Chart and figure data

%%

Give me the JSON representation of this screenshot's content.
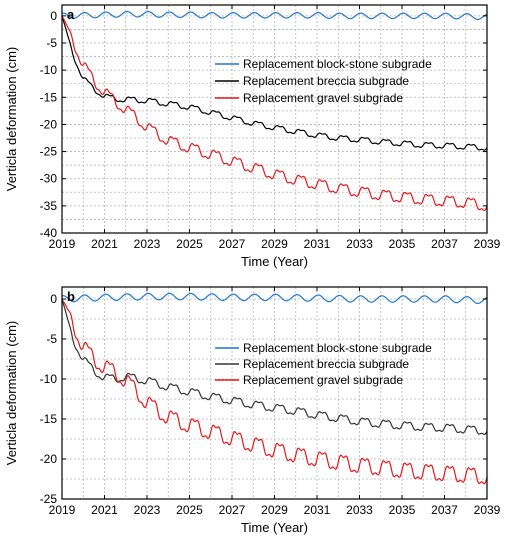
{
  "chart_data": [
    {
      "panel_label": "a",
      "type": "line",
      "xlabel": "Time (Year)",
      "ylabel": "Verticla deformation (cm)",
      "xlim": [
        2019,
        2039
      ],
      "ylim": [
        -40,
        2
      ],
      "xticks": [
        2019,
        2021,
        2023,
        2025,
        2027,
        2029,
        2031,
        2033,
        2035,
        2037,
        2039
      ],
      "yticks": [
        0,
        -5,
        -10,
        -15,
        -20,
        -25,
        -30,
        -35,
        -40
      ],
      "grid": true,
      "legend_position": "right, upper-middle",
      "series": [
        {
          "name": "Replacement block-stone subgrade",
          "color": "#1f77d4",
          "x": [
            2019,
            2020,
            2021,
            2022,
            2023,
            2024,
            2025,
            2026,
            2027,
            2028,
            2029,
            2030,
            2031,
            2032,
            2033,
            2034,
            2035,
            2036,
            2037,
            2038,
            2039
          ],
          "y": [
            0,
            0.1,
            0.2,
            0.3,
            0.3,
            0.2,
            0.2,
            0.1,
            0.1,
            0.1,
            0.1,
            0.1,
            0.1,
            0,
            0,
            0,
            0,
            0,
            0,
            -0.1,
            -0.2
          ],
          "seasonal_amplitude": 0.5
        },
        {
          "name": "Replacement breccia subgrade",
          "color": "#000000",
          "x": [
            2019,
            2019.5,
            2020,
            2020.5,
            2021,
            2021.5,
            2022,
            2023,
            2024,
            2025,
            2026,
            2027,
            2028,
            2029,
            2030,
            2031,
            2032,
            2033,
            2034,
            2035,
            2036,
            2037,
            2038,
            2039
          ],
          "y": [
            0,
            -7,
            -11.5,
            -13.5,
            -14.8,
            -15.3,
            -15.4,
            -15.6,
            -16.2,
            -16.8,
            -17.8,
            -18.8,
            -19.8,
            -20.6,
            -21.3,
            -22,
            -22.5,
            -22.8,
            -23.2,
            -23.5,
            -23.8,
            -23.9,
            -24.1,
            -24.3
          ],
          "seasonal_amplitude": 1.0
        },
        {
          "name": "Replacement gravel subgrade",
          "color": "#e8171b",
          "x": [
            2019,
            2019.5,
            2020,
            2020.5,
            2021,
            2021.5,
            2022,
            2022.5,
            2023,
            2023.5,
            2024,
            2025,
            2026,
            2027,
            2028,
            2029,
            2030,
            2031,
            2032,
            2033,
            2034,
            2035,
            2036,
            2037,
            2038,
            2039
          ],
          "y": [
            0,
            -4.5,
            -9,
            -12,
            -14,
            -15.8,
            -17.2,
            -18.8,
            -20.5,
            -21.8,
            -23,
            -24.3,
            -25.5,
            -26.8,
            -28,
            -29.2,
            -30.2,
            -31,
            -31.8,
            -32.4,
            -33,
            -33.4,
            -33.8,
            -34.1,
            -34.4,
            -35
          ],
          "seasonal_amplitude": 2.0
        }
      ]
    },
    {
      "panel_label": "b",
      "type": "line",
      "xlabel": "Time (Year)",
      "ylabel": "Verticla deformation (cm)",
      "xlim": [
        2019,
        2039
      ],
      "ylim": [
        -25,
        1.5
      ],
      "xticks": [
        2019,
        2021,
        2023,
        2025,
        2027,
        2029,
        2031,
        2033,
        2035,
        2037,
        2039
      ],
      "yticks": [
        0,
        -5,
        -10,
        -15,
        -20,
        -25
      ],
      "grid": true,
      "legend_position": "right, upper-middle",
      "series": [
        {
          "name": "Replacement block-stone subgrade",
          "color": "#1f77d4",
          "x": [
            2019,
            2021,
            2023,
            2025,
            2027,
            2029,
            2031,
            2033,
            2035,
            2037,
            2039
          ],
          "y": [
            0,
            0.2,
            0.3,
            0.3,
            0.2,
            0.2,
            0.1,
            0,
            0,
            0,
            -0.2
          ],
          "seasonal_amplitude": 0.4
        },
        {
          "name": "Replacement breccia subgrade",
          "color": "#333333",
          "x": [
            2019,
            2019.5,
            2020,
            2020.5,
            2021,
            2021.5,
            2022,
            2023,
            2024,
            2025,
            2026,
            2027,
            2028,
            2029,
            2030,
            2031,
            2032,
            2033,
            2034,
            2035,
            2036,
            2037,
            2038,
            2039
          ],
          "y": [
            0,
            -5,
            -7.5,
            -9,
            -9.8,
            -10,
            -9.7,
            -10.2,
            -11,
            -11.6,
            -12.2,
            -12.7,
            -13.2,
            -13.6,
            -14,
            -14.5,
            -14.9,
            -15.3,
            -15.6,
            -15.8,
            -16,
            -16.1,
            -16.3,
            -16.5
          ],
          "seasonal_amplitude": 1.0
        },
        {
          "name": "Replacement gravel subgrade",
          "color": "#e8171b",
          "x": [
            2019,
            2019.5,
            2020,
            2020.5,
            2021,
            2021.5,
            2022,
            2022.5,
            2023,
            2024,
            2025,
            2026,
            2027,
            2028,
            2029,
            2030,
            2031,
            2032,
            2033,
            2034,
            2035,
            2036,
            2037,
            2038,
            2039
          ],
          "y": [
            0,
            -3,
            -6,
            -7.5,
            -8.5,
            -9.2,
            -10.2,
            -11.5,
            -13,
            -14.8,
            -15.8,
            -16.6,
            -17.4,
            -18.2,
            -18.9,
            -19.5,
            -20,
            -20.4,
            -20.8,
            -21.1,
            -21.4,
            -21.6,
            -21.8,
            -22,
            -22.2
          ],
          "seasonal_amplitude": 2.0
        }
      ]
    }
  ]
}
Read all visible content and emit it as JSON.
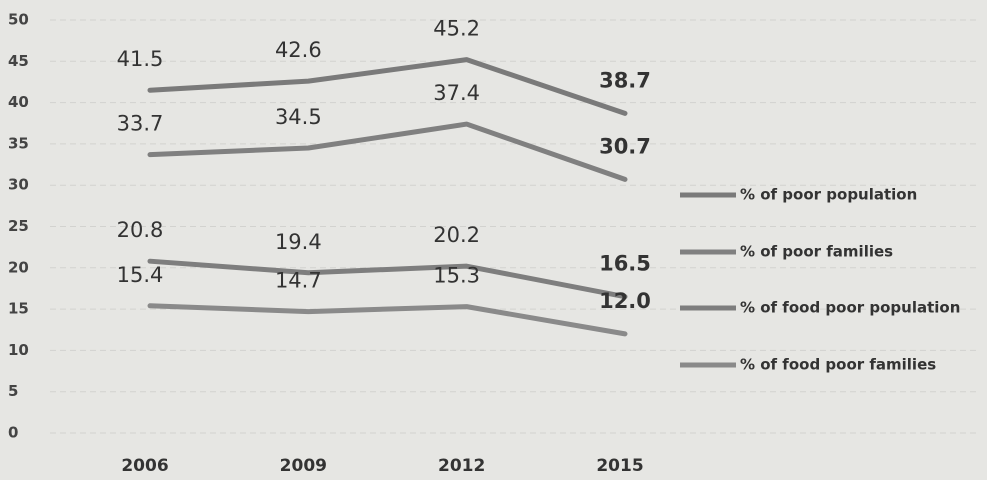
{
  "chart_data": {
    "type": "line",
    "categories": [
      "2006",
      "2009",
      "2012",
      "2015"
    ],
    "series": [
      {
        "name": "% of poor population",
        "color": "#7a7a7a",
        "values": [
          41.5,
          42.6,
          45.2,
          38.7
        ],
        "value_labels": [
          "41.5",
          "42.6",
          "45.2",
          "38.7"
        ]
      },
      {
        "name": "% of poor families",
        "color": "#808080",
        "values": [
          33.7,
          34.5,
          37.4,
          30.7
        ],
        "value_labels": [
          "33.7",
          "34.5",
          "37.4",
          "30.7"
        ]
      },
      {
        "name": "% of food poor population",
        "color": "#7e7e7e",
        "values": [
          20.8,
          19.4,
          20.2,
          16.5
        ],
        "value_labels": [
          "20.8",
          "19.4",
          "20.2",
          "16.5"
        ]
      },
      {
        "name": "% of food poor families",
        "color": "#8a8a8a",
        "values": [
          15.4,
          14.7,
          15.3,
          12.0
        ],
        "value_labels": [
          "15.4",
          "14.7",
          "15.3",
          "12.0"
        ]
      }
    ],
    "ylim": [
      0,
      50
    ],
    "yticks": [
      0,
      5,
      10,
      15,
      20,
      25,
      30,
      35,
      40,
      45,
      50
    ],
    "grid": true,
    "legend": "right"
  }
}
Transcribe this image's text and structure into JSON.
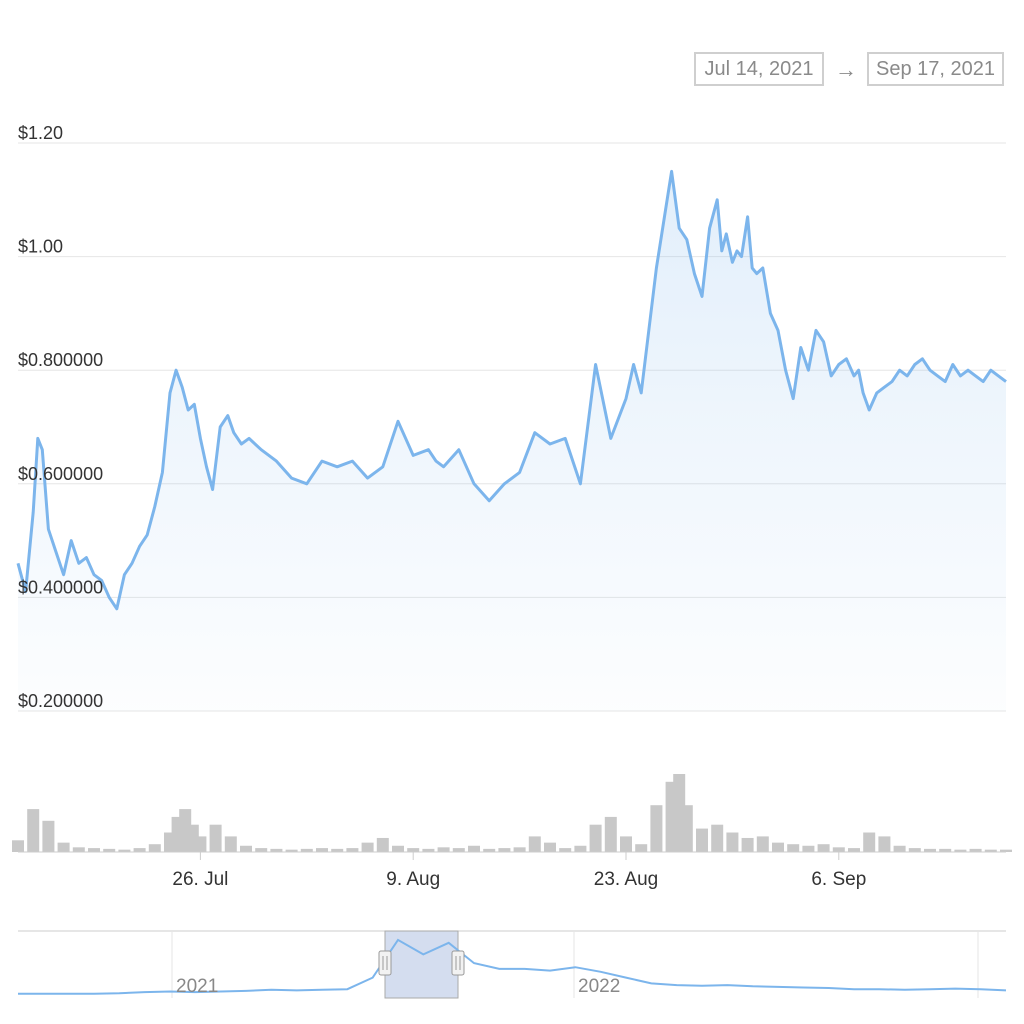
{
  "range": {
    "start": "Jul 14, 2021",
    "arrow": "→",
    "end": "Sep 17, 2021"
  },
  "colors": {
    "line": "#7cb5ec",
    "grid": "#e6e6e6",
    "volume": "#c8c8c8",
    "navigator_mask": "#c6d2ea",
    "text": "#333333",
    "muted": "#888888"
  },
  "chart_data": {
    "type": "line",
    "title": "",
    "xlabel": "",
    "ylabel": "",
    "y_ticks": [
      "$0.200000",
      "$0.400000",
      "$0.600000",
      "$0.800000",
      "$1.00",
      "$1.20"
    ],
    "y_tick_values": [
      0.2,
      0.4,
      0.6,
      0.8,
      1.0,
      1.2
    ],
    "ylim": [
      0.2,
      1.2
    ],
    "x_ticks": [
      "26. Jul",
      "9. Aug",
      "23. Aug",
      "6. Sep"
    ],
    "x_tick_days": [
      12,
      26,
      40,
      54
    ],
    "xlim_days_from_Jul_14": [
      0,
      65
    ],
    "grid": true,
    "series": [
      {
        "name": "",
        "x_day": [
          0,
          0.5,
          1,
          1.3,
          1.6,
          2,
          2.5,
          3,
          3.5,
          4,
          4.5,
          5,
          5.5,
          6,
          6.5,
          7,
          7.5,
          8,
          8.5,
          9,
          9.5,
          10,
          10.4,
          10.8,
          11.2,
          11.6,
          12,
          12.4,
          12.8,
          13.3,
          13.8,
          14.2,
          14.7,
          15.2,
          16,
          17,
          18,
          19,
          20,
          21,
          22,
          23,
          24,
          25,
          26,
          27,
          27.5,
          28,
          29,
          30,
          31,
          32,
          33,
          34,
          35,
          36,
          37,
          38,
          39,
          40,
          40.5,
          41,
          42,
          43,
          43.5,
          44,
          44.5,
          45,
          45.5,
          46,
          46.3,
          46.6,
          47,
          47.3,
          47.6,
          48,
          48.3,
          48.6,
          49,
          49.5,
          50,
          50.5,
          51,
          51.5,
          52,
          52.5,
          53,
          53.5,
          54,
          54.5,
          55,
          55.3,
          55.6,
          56,
          56.5,
          57,
          57.5,
          58,
          58.5,
          59,
          59.5,
          60,
          60.5,
          61,
          61.5,
          62,
          62.5,
          63,
          63.5,
          64,
          64.5,
          65
        ],
        "values": [
          0.46,
          0.41,
          0.55,
          0.68,
          0.66,
          0.52,
          0.48,
          0.44,
          0.5,
          0.46,
          0.47,
          0.44,
          0.43,
          0.4,
          0.38,
          0.44,
          0.46,
          0.49,
          0.51,
          0.56,
          0.62,
          0.76,
          0.8,
          0.77,
          0.73,
          0.74,
          0.68,
          0.63,
          0.59,
          0.7,
          0.72,
          0.69,
          0.67,
          0.68,
          0.66,
          0.64,
          0.61,
          0.6,
          0.64,
          0.63,
          0.64,
          0.61,
          0.63,
          0.71,
          0.65,
          0.66,
          0.64,
          0.63,
          0.66,
          0.6,
          0.57,
          0.6,
          0.62,
          0.69,
          0.67,
          0.68,
          0.6,
          0.81,
          0.68,
          0.75,
          0.81,
          0.76,
          0.98,
          1.15,
          1.05,
          1.03,
          0.97,
          0.93,
          1.05,
          1.1,
          1.01,
          1.04,
          0.99,
          1.01,
          1.0,
          1.07,
          0.98,
          0.97,
          0.98,
          0.9,
          0.87,
          0.8,
          0.75,
          0.84,
          0.8,
          0.87,
          0.85,
          0.79,
          0.81,
          0.82,
          0.79,
          0.8,
          0.76,
          0.73,
          0.76,
          0.77,
          0.78,
          0.8,
          0.79,
          0.81,
          0.82,
          0.8,
          0.79,
          0.78,
          0.81,
          0.79,
          0.8,
          0.79,
          0.78,
          0.8,
          0.79,
          0.78
        ]
      }
    ],
    "volume": {
      "x_day": [
        0,
        1,
        2,
        3,
        4,
        5,
        6,
        7,
        8,
        9,
        10,
        10.5,
        11,
        11.5,
        12,
        13,
        14,
        15,
        16,
        17,
        18,
        19,
        20,
        21,
        22,
        23,
        24,
        25,
        26,
        27,
        28,
        29,
        30,
        31,
        32,
        33,
        34,
        35,
        36,
        37,
        38,
        39,
        40,
        41,
        42,
        43,
        43.5,
        44,
        45,
        46,
        47,
        48,
        49,
        50,
        51,
        52,
        53,
        54,
        55,
        56,
        57,
        58,
        59,
        60,
        61,
        62,
        63,
        64,
        65
      ],
      "values": [
        0.15,
        0.55,
        0.4,
        0.12,
        0.06,
        0.05,
        0.04,
        0.03,
        0.05,
        0.1,
        0.25,
        0.45,
        0.55,
        0.35,
        0.2,
        0.35,
        0.2,
        0.08,
        0.05,
        0.04,
        0.03,
        0.04,
        0.05,
        0.04,
        0.05,
        0.12,
        0.18,
        0.08,
        0.05,
        0.04,
        0.06,
        0.05,
        0.08,
        0.04,
        0.05,
        0.06,
        0.2,
        0.12,
        0.05,
        0.08,
        0.35,
        0.45,
        0.2,
        0.1,
        0.6,
        0.9,
        1.0,
        0.6,
        0.3,
        0.35,
        0.25,
        0.18,
        0.2,
        0.12,
        0.1,
        0.08,
        0.1,
        0.06,
        0.05,
        0.25,
        0.2,
        0.08,
        0.05,
        0.04,
        0.04,
        0.03,
        0.04,
        0.03,
        0.03
      ]
    },
    "navigator": {
      "labels": [
        "2021",
        "2022"
      ],
      "values": [
        0.02,
        0.02,
        0.02,
        0.02,
        0.03,
        0.05,
        0.06,
        0.05,
        0.06,
        0.07,
        0.09,
        0.08,
        0.09,
        0.1,
        0.3,
        0.95,
        0.7,
        0.9,
        0.55,
        0.45,
        0.45,
        0.42,
        0.48,
        0.4,
        0.3,
        0.2,
        0.17,
        0.16,
        0.17,
        0.15,
        0.14,
        0.13,
        0.12,
        0.1,
        0.1,
        0.09,
        0.1,
        0.11,
        0.1,
        0.08
      ]
    }
  }
}
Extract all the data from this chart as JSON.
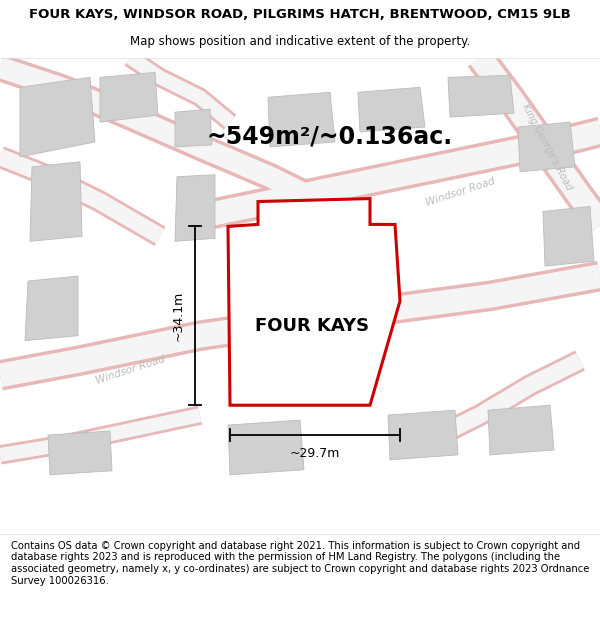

%%

Given request
Search the preceding listing for "text" and extract every line where it is found.

Output of the task
Transcribe this image's text and structure into JSON.
    "text": "#333333",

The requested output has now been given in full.